DIRECTION => Copy every row below word for word, changing nothing.

===== STORED ROWS =====

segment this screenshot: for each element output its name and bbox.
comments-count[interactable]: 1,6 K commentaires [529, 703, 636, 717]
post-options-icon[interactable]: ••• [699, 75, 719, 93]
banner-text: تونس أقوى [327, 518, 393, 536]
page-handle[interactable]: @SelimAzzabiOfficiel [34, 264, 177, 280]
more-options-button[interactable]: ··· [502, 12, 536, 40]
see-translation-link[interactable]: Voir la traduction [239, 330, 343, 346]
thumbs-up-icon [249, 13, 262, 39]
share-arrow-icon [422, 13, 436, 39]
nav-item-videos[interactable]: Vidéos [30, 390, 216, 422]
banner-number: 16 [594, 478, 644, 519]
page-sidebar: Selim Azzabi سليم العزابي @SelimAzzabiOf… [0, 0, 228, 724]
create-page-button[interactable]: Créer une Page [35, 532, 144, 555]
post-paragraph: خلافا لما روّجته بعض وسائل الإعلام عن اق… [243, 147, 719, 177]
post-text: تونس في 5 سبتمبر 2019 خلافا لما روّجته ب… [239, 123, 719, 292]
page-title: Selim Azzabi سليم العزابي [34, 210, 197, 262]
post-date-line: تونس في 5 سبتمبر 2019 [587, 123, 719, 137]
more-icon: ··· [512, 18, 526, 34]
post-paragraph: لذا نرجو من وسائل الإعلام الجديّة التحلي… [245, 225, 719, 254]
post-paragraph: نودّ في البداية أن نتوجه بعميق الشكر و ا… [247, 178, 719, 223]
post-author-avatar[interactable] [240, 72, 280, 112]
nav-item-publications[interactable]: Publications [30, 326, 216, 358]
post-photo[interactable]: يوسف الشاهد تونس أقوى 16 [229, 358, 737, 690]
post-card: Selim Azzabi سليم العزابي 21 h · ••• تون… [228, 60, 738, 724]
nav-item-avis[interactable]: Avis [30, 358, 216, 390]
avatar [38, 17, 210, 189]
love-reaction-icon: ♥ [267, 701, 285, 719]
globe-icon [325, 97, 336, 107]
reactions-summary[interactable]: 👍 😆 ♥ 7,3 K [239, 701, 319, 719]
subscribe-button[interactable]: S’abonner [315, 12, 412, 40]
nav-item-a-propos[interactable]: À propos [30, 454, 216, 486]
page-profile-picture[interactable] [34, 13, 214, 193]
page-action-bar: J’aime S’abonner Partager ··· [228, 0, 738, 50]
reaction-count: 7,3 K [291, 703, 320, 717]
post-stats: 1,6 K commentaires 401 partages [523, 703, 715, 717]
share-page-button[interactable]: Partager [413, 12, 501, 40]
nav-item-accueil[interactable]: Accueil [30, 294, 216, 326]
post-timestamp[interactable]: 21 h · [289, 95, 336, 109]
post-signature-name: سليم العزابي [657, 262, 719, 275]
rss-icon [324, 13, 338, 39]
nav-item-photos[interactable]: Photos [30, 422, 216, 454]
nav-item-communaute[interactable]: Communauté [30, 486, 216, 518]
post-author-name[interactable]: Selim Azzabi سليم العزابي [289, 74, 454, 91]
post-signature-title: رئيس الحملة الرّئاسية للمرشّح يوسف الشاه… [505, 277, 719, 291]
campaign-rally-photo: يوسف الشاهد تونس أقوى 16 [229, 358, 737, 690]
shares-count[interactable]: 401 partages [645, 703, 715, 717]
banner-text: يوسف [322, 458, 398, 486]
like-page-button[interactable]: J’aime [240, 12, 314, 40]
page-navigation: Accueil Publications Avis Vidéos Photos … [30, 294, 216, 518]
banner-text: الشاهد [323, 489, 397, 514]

=====

EXERCISE ANSWER =>
segment this screenshot: for each element output its name and bbox.
comments-count[interactable]: 1,6 K commentaires [529, 703, 636, 717]
post-options-icon[interactable]: ••• [699, 75, 719, 93]
banner-text: تونس أقوى [327, 518, 393, 536]
page-handle[interactable]: @SelimAzzabiOfficiel [34, 264, 177, 280]
more-options-button[interactable]: ··· [502, 12, 536, 40]
see-translation-link[interactable]: Voir la traduction [239, 330, 343, 346]
thumbs-up-icon [249, 13, 262, 39]
share-arrow-icon [422, 13, 436, 39]
nav-item-videos[interactable]: Vidéos [30, 390, 216, 422]
banner-number: 16 [594, 478, 644, 519]
page-sidebar: Selim Azzabi سليم العزابي @SelimAzzabiOf… [0, 0, 228, 724]
create-page-button[interactable]: Créer une Page [35, 532, 144, 555]
post-paragraph: خلافا لما روّجته بعض وسائل الإعلام عن اق… [243, 147, 719, 177]
post-text: تونس في 5 سبتمبر 2019 خلافا لما روّجته ب… [239, 123, 719, 292]
page-title: Selim Azzabi سليم العزابي [34, 210, 197, 262]
post-date-line: تونس في 5 سبتمبر 2019 [587, 123, 719, 137]
more-icon: ··· [512, 18, 526, 34]
post-paragraph: لذا نرجو من وسائل الإعلام الجديّة التحلي… [245, 225, 719, 254]
post-paragraph: نودّ في البداية أن نتوجه بعميق الشكر و ا… [247, 178, 719, 223]
post-author-avatar[interactable] [240, 72, 280, 112]
nav-item-publications[interactable]: Publications [30, 326, 216, 358]
post-photo[interactable]: يوسف الشاهد تونس أقوى 16 [229, 358, 737, 690]
post-card: Selim Azzabi سليم العزابي 21 h · ••• تون… [228, 60, 738, 724]
nav-item-avis[interactable]: Avis [30, 358, 216, 390]
avatar [38, 17, 210, 189]
love-reaction-icon: ♥ [267, 701, 285, 719]
globe-icon [325, 97, 336, 107]
reactions-summary[interactable]: 👍 😆 ♥ 7,3 K [239, 701, 319, 719]
subscribe-button[interactable]: S’abonner [315, 12, 412, 40]
nav-item-a-propos[interactable]: À propos [30, 454, 216, 486]
page-profile-picture[interactable] [34, 13, 214, 193]
page-action-bar: J’aime S’abonner Partager ··· [228, 0, 738, 50]
reaction-count: 7,3 K [291, 703, 320, 717]
post-stats: 1,6 K commentaires 401 partages [523, 703, 715, 717]
share-page-button[interactable]: Partager [413, 12, 501, 40]
nav-item-accueil[interactable]: Accueil [30, 294, 216, 326]
post-timestamp[interactable]: 21 h · [289, 95, 336, 109]
post-signature-name: سليم العزابي [657, 262, 719, 275]
rss-icon [324, 13, 338, 39]
nav-item-photos[interactable]: Photos [30, 422, 216, 454]
nav-item-communaute[interactable]: Communauté [30, 486, 216, 518]
post-author-name[interactable]: Selim Azzabi سليم العزابي [289, 74, 454, 91]
post-signature-title: رئيس الحملة الرّئاسية للمرشّح يوسف الشاه… [505, 277, 719, 291]
campaign-rally-photo: يوسف الشاهد تونس أقوى 16 [229, 358, 737, 690]
shares-count[interactable]: 401 partages [645, 703, 715, 717]
banner-text: يوسف [322, 458, 398, 486]
like-page-button[interactable]: J’aime [240, 12, 314, 40]
page-navigation: Accueil Publications Avis Vidéos Photos … [30, 294, 216, 518]
banner-text: الشاهد [323, 489, 397, 514]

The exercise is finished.